Право связано с языком, а его история и актуальное состояние неотделимы от истории народов, эволюции их социально-политических институтов, развития цивилизаций. Таким образом, любая правовая система в своей глубине, в своих истоках содержит особенности соответствующей цивилизации. Формирование любой национальной правовой системы вызвано определенными, значимыми для соответствующего народа, этапными моментами его истории. Почти любая правовая система – хотя сегодня в это практически невозможно поверить – несет в себе элемент архаического, обращающий исследователя, докопавшегося до него, к догосударственным временам, периоду этногенеза соответствующего народа. В практически любой правовой системе могут быть отысканы структуры, имплицитно указывающие на переломные моменты в истории того или иного общества – моменты рождения нации, учреждения нового социального устройства, установления принципиально новых правил. Метафорически право могло бы быть уподоблено куску горной породы, сохранившей окаменелые останки биологических организмов минувших геологических эпох.

Онтологический фундамент права и возможность предельного кризиса

Все вышеотмеченное, на наш взгляд, позволяет сделать предположение о существовании неких постоянных структур, лежащих в основе правовых систем, и отражающих ключевые бытийно-исторические характеристики соответствующих народов, цивилизаций, государств, общностей. В числе таких структур представляется необходимым назвать следующие:

1. Матрица представлений о добре и зле, допустимом и недопустимом, справедливом и несправедливом, возможном, запрещенном и должном, нормальном и отклоняющемся от нормы, и т.д. Данный компонент связан с широким кругом мифологических, религиозных, философских и идеологических представлений, которые могут быть прослежены вплоть до исторических эпох, предшествовавших формированию государственных образований и права как относительно автономной системы социальной регуляции.

:: ЗАДАНИЯ ::
1 – Ответьте на вопросы по отрывку о праве:
(a) С чем, согласно первому предложению, связано право?
(b) Чему метафорически можно уподобить право?
(c) Какая структура названа в списке под номером 1?
2 – Воспроизведите без изменений часть отрывка о праве, начиная со слов «1. Матрица представлений» и заканчивая словами «системы социальной регуляции.».
3 – Изложите суть отрывка о праве в двух предложениях.

:: ЗАПИСИ ::
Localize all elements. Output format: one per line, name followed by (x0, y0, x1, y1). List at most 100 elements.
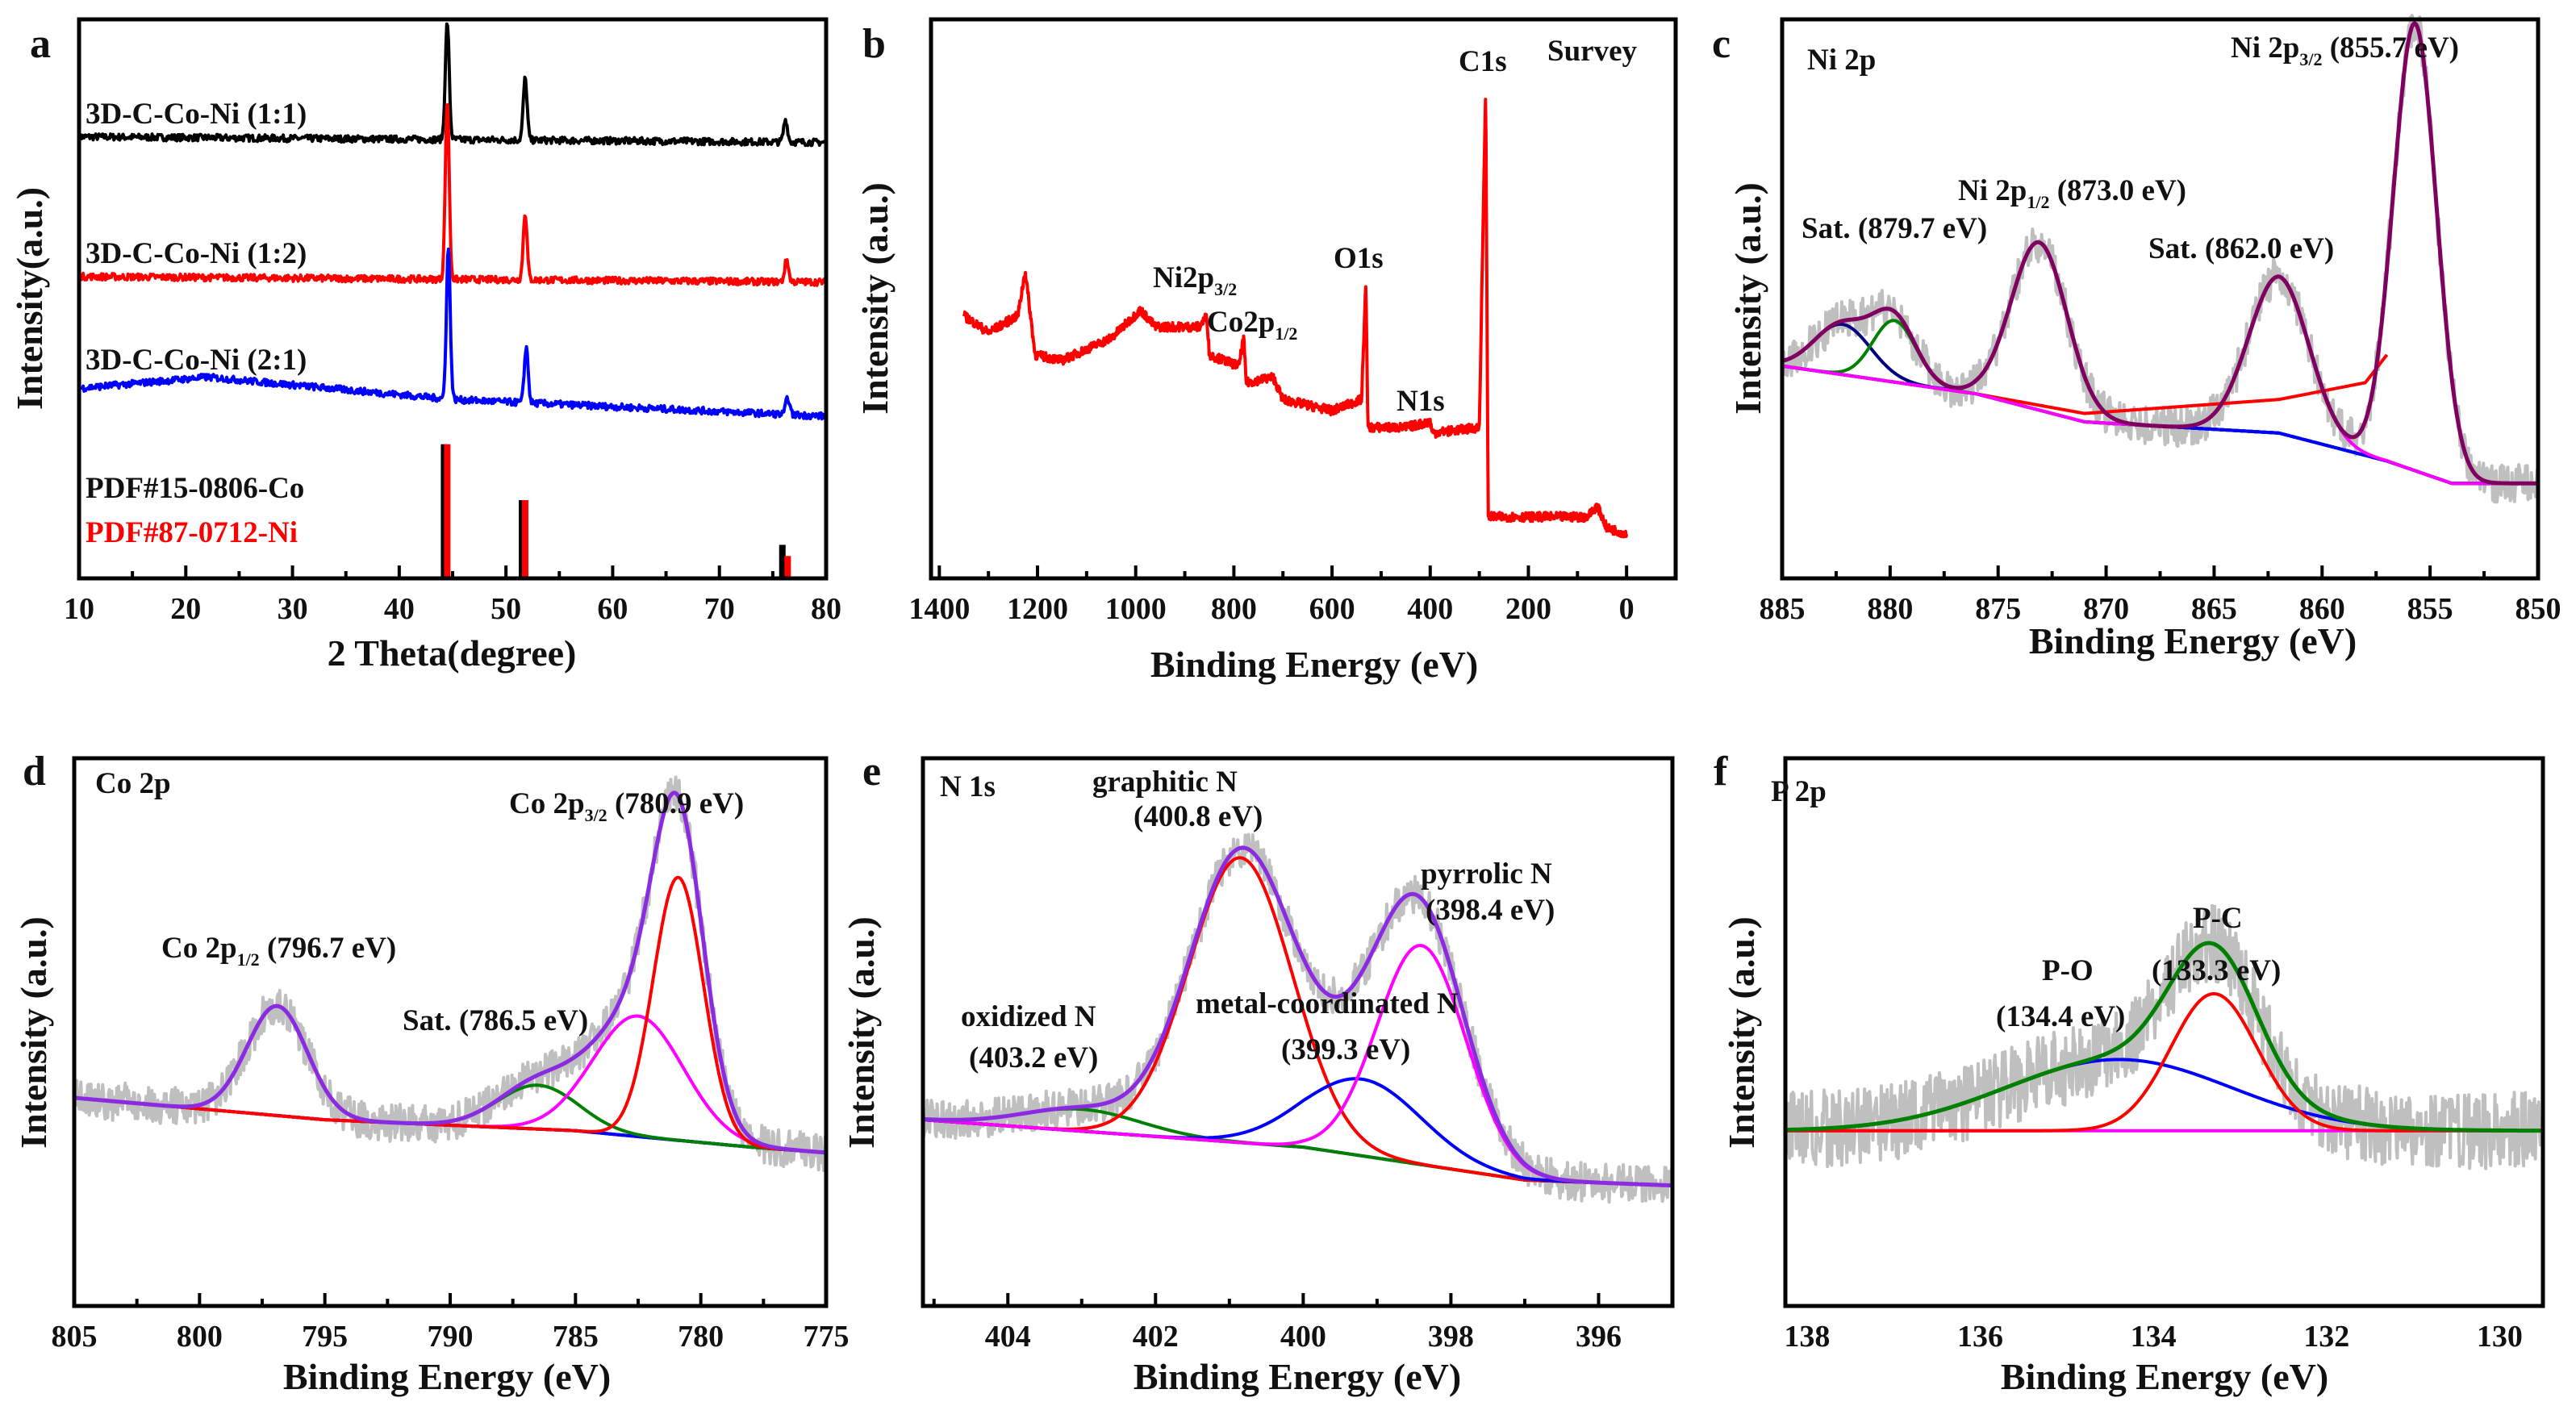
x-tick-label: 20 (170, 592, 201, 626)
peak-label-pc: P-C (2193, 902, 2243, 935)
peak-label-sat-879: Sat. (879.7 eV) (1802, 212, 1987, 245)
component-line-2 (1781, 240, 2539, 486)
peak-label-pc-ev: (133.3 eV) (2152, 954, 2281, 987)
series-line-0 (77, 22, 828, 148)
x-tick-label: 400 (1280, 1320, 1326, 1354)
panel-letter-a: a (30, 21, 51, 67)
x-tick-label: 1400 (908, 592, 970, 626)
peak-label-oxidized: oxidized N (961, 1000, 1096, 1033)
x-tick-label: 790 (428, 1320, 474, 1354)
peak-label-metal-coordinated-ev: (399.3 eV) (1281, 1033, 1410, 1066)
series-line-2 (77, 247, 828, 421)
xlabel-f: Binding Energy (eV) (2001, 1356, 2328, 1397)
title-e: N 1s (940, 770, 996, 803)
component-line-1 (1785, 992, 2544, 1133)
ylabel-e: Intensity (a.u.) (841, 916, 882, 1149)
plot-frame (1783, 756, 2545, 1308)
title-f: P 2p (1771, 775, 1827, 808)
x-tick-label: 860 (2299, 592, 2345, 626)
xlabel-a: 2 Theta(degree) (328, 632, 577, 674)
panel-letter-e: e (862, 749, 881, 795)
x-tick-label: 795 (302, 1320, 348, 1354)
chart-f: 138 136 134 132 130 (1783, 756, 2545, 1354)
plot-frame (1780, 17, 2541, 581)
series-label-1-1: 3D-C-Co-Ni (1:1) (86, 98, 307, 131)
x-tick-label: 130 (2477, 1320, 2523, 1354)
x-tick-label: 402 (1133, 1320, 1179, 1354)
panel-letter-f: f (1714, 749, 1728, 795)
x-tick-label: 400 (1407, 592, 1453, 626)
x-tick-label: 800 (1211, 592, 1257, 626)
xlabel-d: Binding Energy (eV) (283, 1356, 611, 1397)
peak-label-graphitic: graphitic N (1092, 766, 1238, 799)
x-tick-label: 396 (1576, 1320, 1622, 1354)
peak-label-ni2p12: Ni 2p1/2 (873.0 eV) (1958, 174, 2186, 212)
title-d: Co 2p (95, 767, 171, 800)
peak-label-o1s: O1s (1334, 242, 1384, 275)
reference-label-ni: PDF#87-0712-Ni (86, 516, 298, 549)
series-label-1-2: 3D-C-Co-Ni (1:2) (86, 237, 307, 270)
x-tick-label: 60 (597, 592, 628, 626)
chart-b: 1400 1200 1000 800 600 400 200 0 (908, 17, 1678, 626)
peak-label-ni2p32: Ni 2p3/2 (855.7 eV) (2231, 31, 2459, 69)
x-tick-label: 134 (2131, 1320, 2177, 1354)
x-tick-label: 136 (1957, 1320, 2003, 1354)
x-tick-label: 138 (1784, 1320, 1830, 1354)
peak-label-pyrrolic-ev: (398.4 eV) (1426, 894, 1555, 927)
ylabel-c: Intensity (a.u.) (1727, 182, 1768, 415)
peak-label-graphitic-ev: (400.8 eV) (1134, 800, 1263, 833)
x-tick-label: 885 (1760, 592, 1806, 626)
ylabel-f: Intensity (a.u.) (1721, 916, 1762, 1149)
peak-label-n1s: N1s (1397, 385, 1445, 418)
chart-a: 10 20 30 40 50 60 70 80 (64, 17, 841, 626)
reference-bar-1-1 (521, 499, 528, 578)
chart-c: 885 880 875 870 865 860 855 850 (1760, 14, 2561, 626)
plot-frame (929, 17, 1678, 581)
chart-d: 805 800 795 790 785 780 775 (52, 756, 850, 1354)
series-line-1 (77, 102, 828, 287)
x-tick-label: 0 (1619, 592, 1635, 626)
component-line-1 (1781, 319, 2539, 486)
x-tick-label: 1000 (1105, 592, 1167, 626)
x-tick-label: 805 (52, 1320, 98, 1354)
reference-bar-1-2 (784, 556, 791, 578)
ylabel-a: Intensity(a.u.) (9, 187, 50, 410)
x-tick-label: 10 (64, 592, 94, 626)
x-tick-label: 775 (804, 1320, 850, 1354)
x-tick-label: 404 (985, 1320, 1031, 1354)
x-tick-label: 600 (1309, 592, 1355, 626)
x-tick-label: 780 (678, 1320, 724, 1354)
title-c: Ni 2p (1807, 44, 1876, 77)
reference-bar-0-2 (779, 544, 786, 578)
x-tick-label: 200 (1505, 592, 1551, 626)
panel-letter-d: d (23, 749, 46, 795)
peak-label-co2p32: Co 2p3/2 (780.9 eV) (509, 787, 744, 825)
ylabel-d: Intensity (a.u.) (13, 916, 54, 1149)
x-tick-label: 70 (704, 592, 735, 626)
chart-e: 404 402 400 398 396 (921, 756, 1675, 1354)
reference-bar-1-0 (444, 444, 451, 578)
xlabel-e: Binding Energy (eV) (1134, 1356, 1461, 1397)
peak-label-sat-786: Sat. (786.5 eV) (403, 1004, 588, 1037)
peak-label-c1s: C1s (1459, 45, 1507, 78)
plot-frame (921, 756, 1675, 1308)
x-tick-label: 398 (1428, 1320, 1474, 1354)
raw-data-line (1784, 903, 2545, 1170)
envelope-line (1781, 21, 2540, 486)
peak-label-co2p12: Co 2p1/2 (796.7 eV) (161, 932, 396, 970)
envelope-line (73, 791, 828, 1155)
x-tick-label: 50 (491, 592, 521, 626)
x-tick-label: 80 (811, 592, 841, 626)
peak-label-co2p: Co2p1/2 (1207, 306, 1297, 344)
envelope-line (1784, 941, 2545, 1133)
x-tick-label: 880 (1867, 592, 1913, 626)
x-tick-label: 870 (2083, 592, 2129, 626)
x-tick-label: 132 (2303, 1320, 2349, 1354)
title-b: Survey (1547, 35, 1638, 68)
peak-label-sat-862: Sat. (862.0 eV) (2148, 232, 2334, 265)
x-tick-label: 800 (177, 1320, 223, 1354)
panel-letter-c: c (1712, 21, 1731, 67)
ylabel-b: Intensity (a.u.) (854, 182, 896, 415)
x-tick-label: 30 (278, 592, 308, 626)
---
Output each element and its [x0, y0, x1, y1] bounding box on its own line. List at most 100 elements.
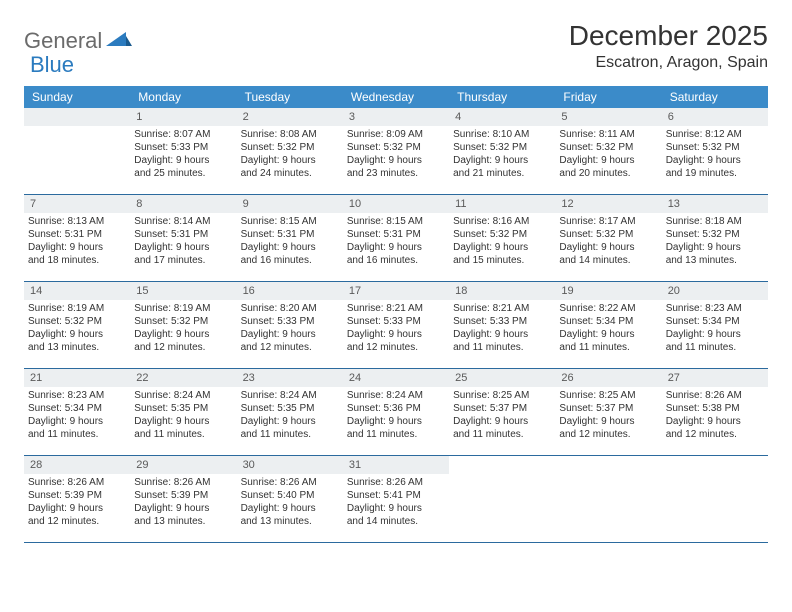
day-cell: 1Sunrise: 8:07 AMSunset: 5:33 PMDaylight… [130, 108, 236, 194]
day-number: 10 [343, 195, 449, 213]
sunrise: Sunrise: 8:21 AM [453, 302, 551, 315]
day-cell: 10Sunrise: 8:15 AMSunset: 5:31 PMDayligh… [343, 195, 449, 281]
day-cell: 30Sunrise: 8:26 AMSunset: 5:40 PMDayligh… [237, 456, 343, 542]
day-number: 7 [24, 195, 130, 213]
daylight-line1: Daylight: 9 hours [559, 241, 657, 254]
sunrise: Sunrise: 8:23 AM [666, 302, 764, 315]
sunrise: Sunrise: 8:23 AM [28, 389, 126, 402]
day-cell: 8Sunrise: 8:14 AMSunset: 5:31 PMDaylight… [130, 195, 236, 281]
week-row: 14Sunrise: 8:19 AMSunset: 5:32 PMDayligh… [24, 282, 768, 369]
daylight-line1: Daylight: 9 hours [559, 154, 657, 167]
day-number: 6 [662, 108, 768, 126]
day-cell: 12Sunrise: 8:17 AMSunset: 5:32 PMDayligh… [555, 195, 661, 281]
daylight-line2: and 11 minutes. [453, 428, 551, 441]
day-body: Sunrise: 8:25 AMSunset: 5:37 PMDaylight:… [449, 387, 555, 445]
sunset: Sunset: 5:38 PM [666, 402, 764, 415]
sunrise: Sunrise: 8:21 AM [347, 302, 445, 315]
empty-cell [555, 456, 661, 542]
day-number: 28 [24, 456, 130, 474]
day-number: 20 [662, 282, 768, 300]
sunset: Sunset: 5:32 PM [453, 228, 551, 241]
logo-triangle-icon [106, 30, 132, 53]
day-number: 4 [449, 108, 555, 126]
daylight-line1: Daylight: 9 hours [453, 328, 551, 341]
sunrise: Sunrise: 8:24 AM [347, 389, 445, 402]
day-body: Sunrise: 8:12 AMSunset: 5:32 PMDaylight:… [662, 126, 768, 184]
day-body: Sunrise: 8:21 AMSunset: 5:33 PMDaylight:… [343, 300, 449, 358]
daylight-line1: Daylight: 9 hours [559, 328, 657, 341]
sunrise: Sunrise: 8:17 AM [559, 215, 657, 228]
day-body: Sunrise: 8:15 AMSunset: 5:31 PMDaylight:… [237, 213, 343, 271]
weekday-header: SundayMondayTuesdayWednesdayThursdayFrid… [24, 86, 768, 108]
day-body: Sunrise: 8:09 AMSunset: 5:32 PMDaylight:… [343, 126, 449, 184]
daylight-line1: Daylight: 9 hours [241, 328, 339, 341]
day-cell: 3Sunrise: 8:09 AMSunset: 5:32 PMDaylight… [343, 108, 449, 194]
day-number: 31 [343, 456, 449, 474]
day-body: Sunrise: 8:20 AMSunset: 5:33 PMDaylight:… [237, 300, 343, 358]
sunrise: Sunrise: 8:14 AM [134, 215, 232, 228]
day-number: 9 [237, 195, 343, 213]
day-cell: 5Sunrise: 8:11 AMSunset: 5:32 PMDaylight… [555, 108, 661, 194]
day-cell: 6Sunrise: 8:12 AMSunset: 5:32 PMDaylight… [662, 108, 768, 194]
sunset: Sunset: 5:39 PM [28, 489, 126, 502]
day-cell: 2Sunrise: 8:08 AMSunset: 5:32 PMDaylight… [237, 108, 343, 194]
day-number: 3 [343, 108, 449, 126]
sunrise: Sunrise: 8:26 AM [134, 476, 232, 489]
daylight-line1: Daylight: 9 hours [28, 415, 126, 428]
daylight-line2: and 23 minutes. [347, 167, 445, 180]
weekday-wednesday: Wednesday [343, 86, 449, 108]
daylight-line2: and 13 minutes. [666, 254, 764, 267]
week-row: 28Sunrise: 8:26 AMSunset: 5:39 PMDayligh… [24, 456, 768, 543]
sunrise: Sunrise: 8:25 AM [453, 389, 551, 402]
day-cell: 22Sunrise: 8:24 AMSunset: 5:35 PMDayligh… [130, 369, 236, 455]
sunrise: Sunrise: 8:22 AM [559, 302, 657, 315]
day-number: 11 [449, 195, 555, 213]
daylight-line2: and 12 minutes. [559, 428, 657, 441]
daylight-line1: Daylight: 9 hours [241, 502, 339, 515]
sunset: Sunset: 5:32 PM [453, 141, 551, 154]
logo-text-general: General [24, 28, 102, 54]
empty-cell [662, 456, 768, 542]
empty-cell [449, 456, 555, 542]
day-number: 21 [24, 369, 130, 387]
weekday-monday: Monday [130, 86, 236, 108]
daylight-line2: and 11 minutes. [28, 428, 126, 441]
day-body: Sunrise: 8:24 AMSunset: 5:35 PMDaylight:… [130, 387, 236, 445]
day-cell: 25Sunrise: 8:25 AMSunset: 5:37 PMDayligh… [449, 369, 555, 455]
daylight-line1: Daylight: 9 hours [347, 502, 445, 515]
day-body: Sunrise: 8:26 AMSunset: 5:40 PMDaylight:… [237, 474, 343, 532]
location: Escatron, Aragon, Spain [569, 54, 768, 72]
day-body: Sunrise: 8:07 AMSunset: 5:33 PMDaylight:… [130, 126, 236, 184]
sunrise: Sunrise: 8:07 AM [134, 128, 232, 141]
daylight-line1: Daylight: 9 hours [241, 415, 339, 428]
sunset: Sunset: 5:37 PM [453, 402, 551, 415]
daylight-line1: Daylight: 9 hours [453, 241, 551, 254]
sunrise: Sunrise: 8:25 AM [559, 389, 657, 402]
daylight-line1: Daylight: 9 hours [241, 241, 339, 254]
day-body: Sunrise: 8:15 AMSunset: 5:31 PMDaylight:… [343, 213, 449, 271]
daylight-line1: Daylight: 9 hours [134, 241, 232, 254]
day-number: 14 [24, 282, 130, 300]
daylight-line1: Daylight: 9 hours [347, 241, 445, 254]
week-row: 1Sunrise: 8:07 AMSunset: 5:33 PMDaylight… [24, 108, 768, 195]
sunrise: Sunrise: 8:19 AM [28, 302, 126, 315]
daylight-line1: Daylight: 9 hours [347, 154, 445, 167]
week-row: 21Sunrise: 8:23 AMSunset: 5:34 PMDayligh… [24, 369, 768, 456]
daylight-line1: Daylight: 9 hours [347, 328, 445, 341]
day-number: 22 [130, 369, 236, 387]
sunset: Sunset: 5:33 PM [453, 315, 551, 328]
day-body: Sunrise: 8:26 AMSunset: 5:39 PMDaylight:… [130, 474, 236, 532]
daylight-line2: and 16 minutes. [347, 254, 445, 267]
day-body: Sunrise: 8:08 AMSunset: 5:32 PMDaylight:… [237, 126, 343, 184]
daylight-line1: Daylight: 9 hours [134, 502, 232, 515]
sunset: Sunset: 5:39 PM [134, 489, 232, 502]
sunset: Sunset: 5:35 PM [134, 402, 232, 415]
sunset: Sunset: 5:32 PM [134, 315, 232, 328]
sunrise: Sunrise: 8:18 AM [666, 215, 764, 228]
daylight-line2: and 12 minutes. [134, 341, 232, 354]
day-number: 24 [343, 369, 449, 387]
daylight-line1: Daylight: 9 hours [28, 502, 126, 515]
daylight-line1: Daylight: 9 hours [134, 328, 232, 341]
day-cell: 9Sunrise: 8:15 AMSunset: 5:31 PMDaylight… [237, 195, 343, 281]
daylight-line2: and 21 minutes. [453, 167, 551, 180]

:: ОТВЕТЫ ::
1 –
(a) С языком.
(b) Куску горной породы, сохранившей окаменелые останки биологических организмов минувших геологических эпох.
(c) Матрица представлений о добре и зле, допустимом и недопустимом, справедливом и несправедливом, возможном, запрещенном и должном, нормальном и отклоняющемся от нормы.

2 –
1. Матрица представлений о добре и зле, допустимом и недопустимом, справедливом и несправедливом, возможном, запрещенном и должном, нормальном и отклоняющемся от нормы, и т.д. Данный компонент связан с широким кругом мифологических, религиозных, философских и идеологических представлений, которые могут быть прослежены вплоть до исторических эпох, предшествовавших формированию государственных образований и права как относительно автономной системы социальной регуляции.

3 – Право связано с языком, а его история неотделима от истории народов и цивилизаций, поэтому любая правовая система несет особенности своей цивилизации, а почти любая содержит элемент архаического и структуры, указывающие на переломные моменты истории общества. Отсюда выводится предположение о постоянных структурах в основе правовых систем, первой из которых названа матрица представлений о добре и зле, допустимом и недопустимом, связанная с мифологическими, религиозными, философскими и идеологическими представлениями.